____ Provided records

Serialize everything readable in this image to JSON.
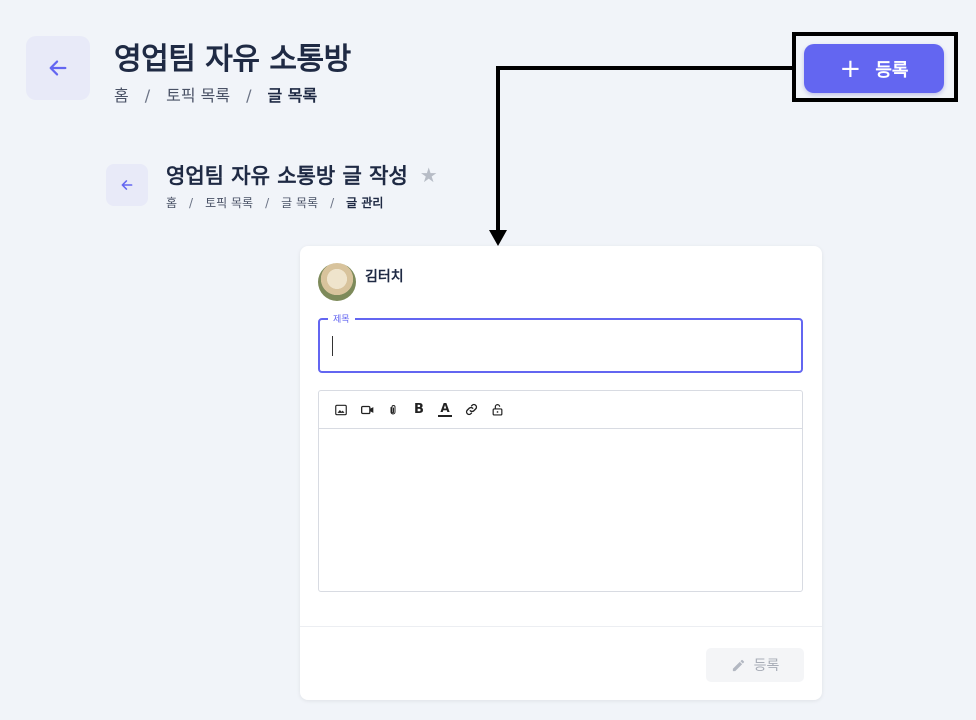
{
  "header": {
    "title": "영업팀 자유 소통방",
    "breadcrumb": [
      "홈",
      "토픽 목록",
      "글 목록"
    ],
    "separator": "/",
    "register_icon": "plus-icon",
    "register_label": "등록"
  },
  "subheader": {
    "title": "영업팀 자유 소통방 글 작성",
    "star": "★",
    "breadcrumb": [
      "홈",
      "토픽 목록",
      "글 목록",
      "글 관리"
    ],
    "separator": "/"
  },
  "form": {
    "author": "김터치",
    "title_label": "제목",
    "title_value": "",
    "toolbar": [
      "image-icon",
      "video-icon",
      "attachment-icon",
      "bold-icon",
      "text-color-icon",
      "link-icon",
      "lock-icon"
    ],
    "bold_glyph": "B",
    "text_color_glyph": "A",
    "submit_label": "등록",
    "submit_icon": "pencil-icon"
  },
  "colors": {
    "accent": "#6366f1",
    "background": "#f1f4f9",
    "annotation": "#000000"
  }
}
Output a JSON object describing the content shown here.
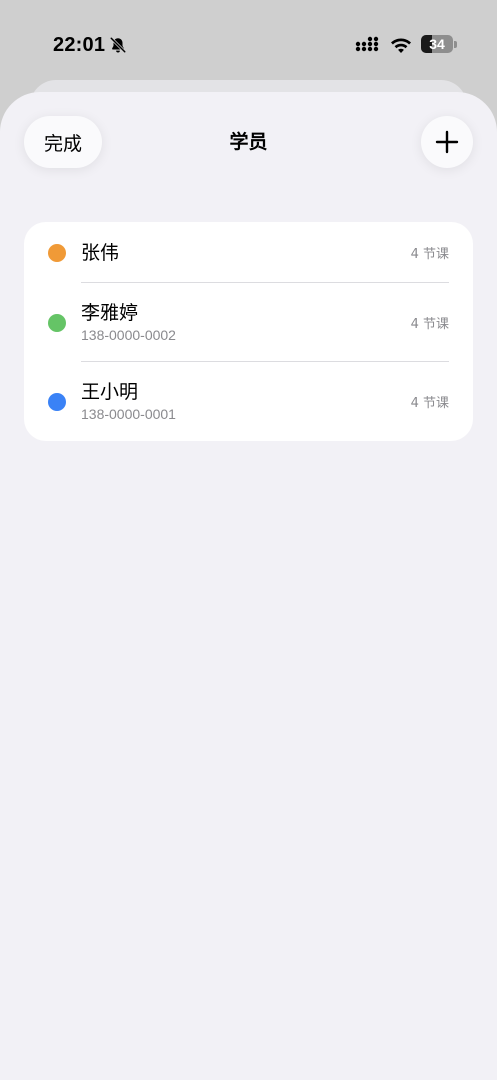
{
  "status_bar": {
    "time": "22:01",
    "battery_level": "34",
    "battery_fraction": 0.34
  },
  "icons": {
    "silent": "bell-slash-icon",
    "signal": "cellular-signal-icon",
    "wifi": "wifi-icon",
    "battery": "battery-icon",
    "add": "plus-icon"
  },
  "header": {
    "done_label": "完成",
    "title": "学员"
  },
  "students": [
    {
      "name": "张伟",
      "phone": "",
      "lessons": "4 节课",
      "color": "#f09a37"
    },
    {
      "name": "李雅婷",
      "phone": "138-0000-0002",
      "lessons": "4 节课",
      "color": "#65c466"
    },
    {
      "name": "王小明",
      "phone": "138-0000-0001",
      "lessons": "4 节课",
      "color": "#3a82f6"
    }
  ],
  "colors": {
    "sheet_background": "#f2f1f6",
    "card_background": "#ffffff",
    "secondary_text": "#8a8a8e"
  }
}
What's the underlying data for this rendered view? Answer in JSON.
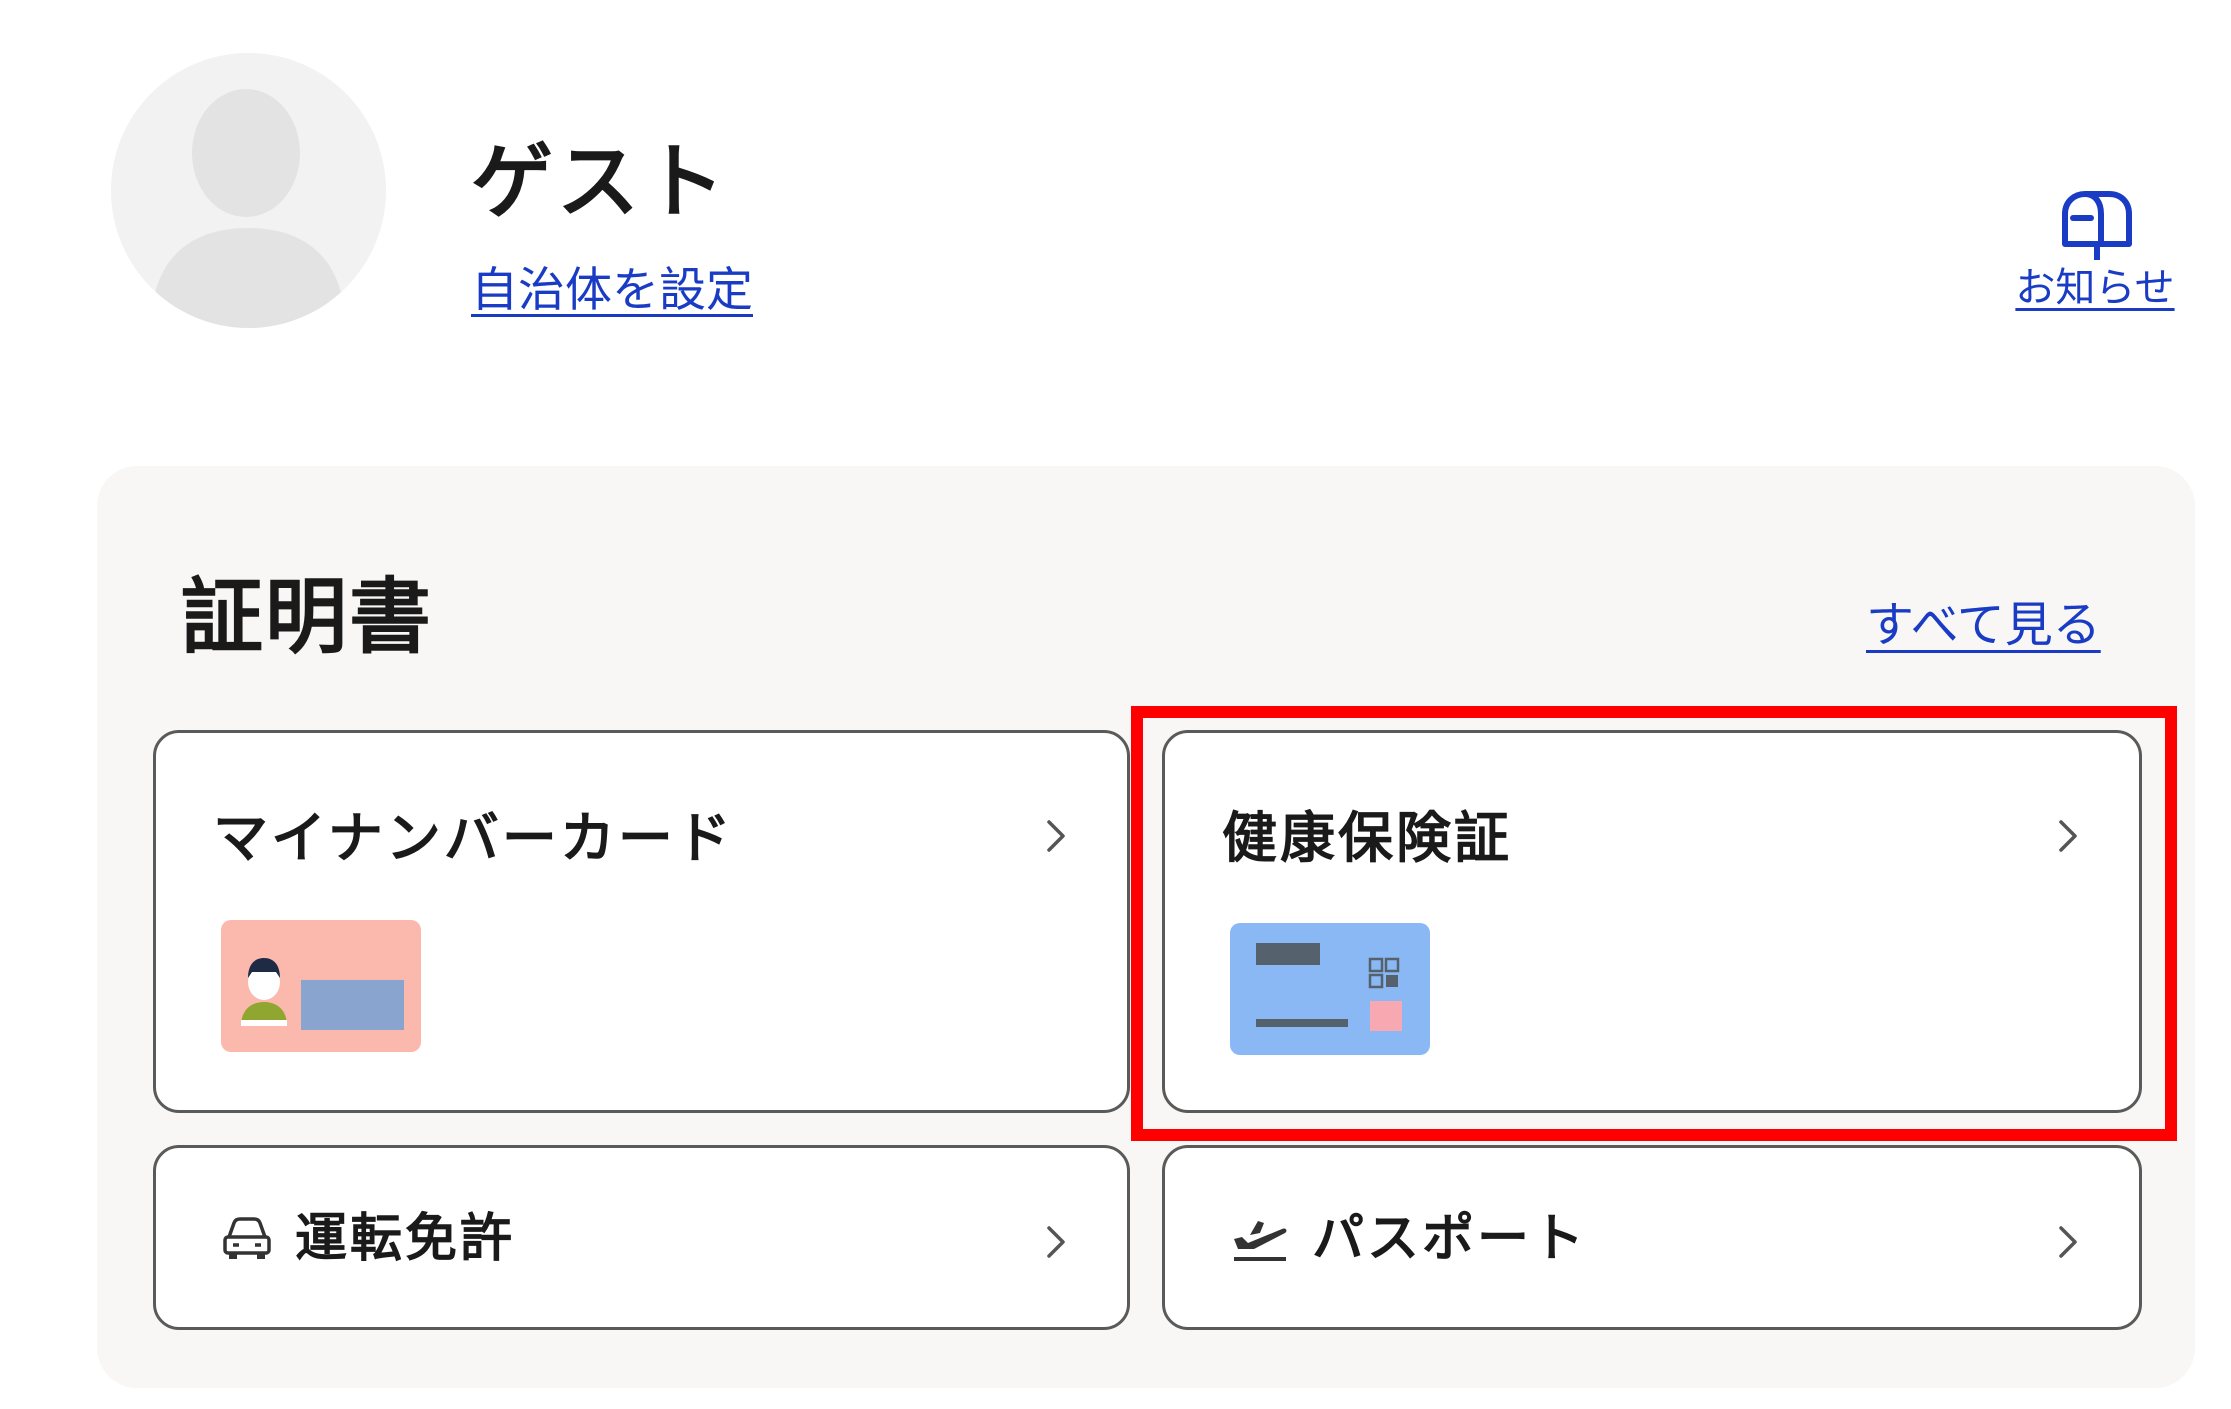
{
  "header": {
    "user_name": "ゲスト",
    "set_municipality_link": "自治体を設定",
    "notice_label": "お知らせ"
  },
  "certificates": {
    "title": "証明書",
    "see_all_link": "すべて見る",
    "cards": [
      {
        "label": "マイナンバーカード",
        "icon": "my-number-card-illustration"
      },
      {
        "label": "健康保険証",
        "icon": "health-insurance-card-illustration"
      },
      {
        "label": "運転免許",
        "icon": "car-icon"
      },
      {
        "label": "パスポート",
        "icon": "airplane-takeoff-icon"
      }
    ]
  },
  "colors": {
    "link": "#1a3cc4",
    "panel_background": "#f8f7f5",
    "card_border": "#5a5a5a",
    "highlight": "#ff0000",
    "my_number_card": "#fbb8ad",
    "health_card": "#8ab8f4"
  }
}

________

Exercise prompt → Repeat the data exactly, without the pictures.

Task output →
Serialize everything readable in this image to JSON.
{
  "header": {
    "title": "영업팀 자유 소통방",
    "breadcrumb": [
      "홈",
      "토픽 목록",
      "글 목록"
    ],
    "separator": "/",
    "register_icon": "plus-icon",
    "register_label": "등록"
  },
  "subheader": {
    "title": "영업팀 자유 소통방 글 작성",
    "star": "★",
    "breadcrumb": [
      "홈",
      "토픽 목록",
      "글 목록",
      "글 관리"
    ],
    "separator": "/"
  },
  "form": {
    "author": "김터치",
    "title_label": "제목",
    "title_value": "",
    "toolbar": [
      "image-icon",
      "video-icon",
      "attachment-icon",
      "bold-icon",
      "text-color-icon",
      "link-icon",
      "lock-icon"
    ],
    "bold_glyph": "B",
    "text_color_glyph": "A",
    "submit_label": "등록",
    "submit_icon": "pencil-icon"
  },
  "colors": {
    "accent": "#6366f1",
    "background": "#f1f4f9",
    "annotation": "#000000"
  }
}
Output a JSON object describing the content shown here.
{
  "status_bar": {
    "time": "22:01",
    "battery_level": "34",
    "battery_fraction": 0.34
  },
  "icons": {
    "silent": "bell-slash-icon",
    "signal": "cellular-signal-icon",
    "wifi": "wifi-icon",
    "battery": "battery-icon",
    "add": "plus-icon"
  },
  "header": {
    "done_label": "完成",
    "title": "学员"
  },
  "students": [
    {
      "name": "张伟",
      "phone": "",
      "lessons": "4 节课",
      "color": "#f09a37"
    },
    {
      "name": "李雅婷",
      "phone": "138-0000-0002",
      "lessons": "4 节课",
      "color": "#65c466"
    },
    {
      "name": "王小明",
      "phone": "138-0000-0001",
      "lessons": "4 节课",
      "color": "#3a82f6"
    }
  ],
  "colors": {
    "sheet_background": "#f2f1f6",
    "card_background": "#ffffff",
    "secondary_text": "#8a8a8e"
  }
}
What's the underlying data for this rendered view? Answer in JSON.
{
  "header": {
    "user_name": "ゲスト",
    "set_municipality_link": "自治体を設定",
    "notice_label": "お知らせ"
  },
  "certificates": {
    "title": "証明書",
    "see_all_link": "すべて見る",
    "cards": [
      {
        "label": "マイナンバーカード",
        "icon": "my-number-card-illustration"
      },
      {
        "label": "健康保険証",
        "icon": "health-insurance-card-illustration"
      },
      {
        "label": "運転免許",
        "icon": "car-icon"
      },
      {
        "label": "パスポート",
        "icon": "airplane-takeoff-icon"
      }
    ]
  },
  "colors": {
    "link": "#1a3cc4",
    "panel_background": "#f8f7f5",
    "card_border": "#5a5a5a",
    "highlight": "#ff0000",
    "my_number_card": "#fbb8ad",
    "health_card": "#8ab8f4"
  }
}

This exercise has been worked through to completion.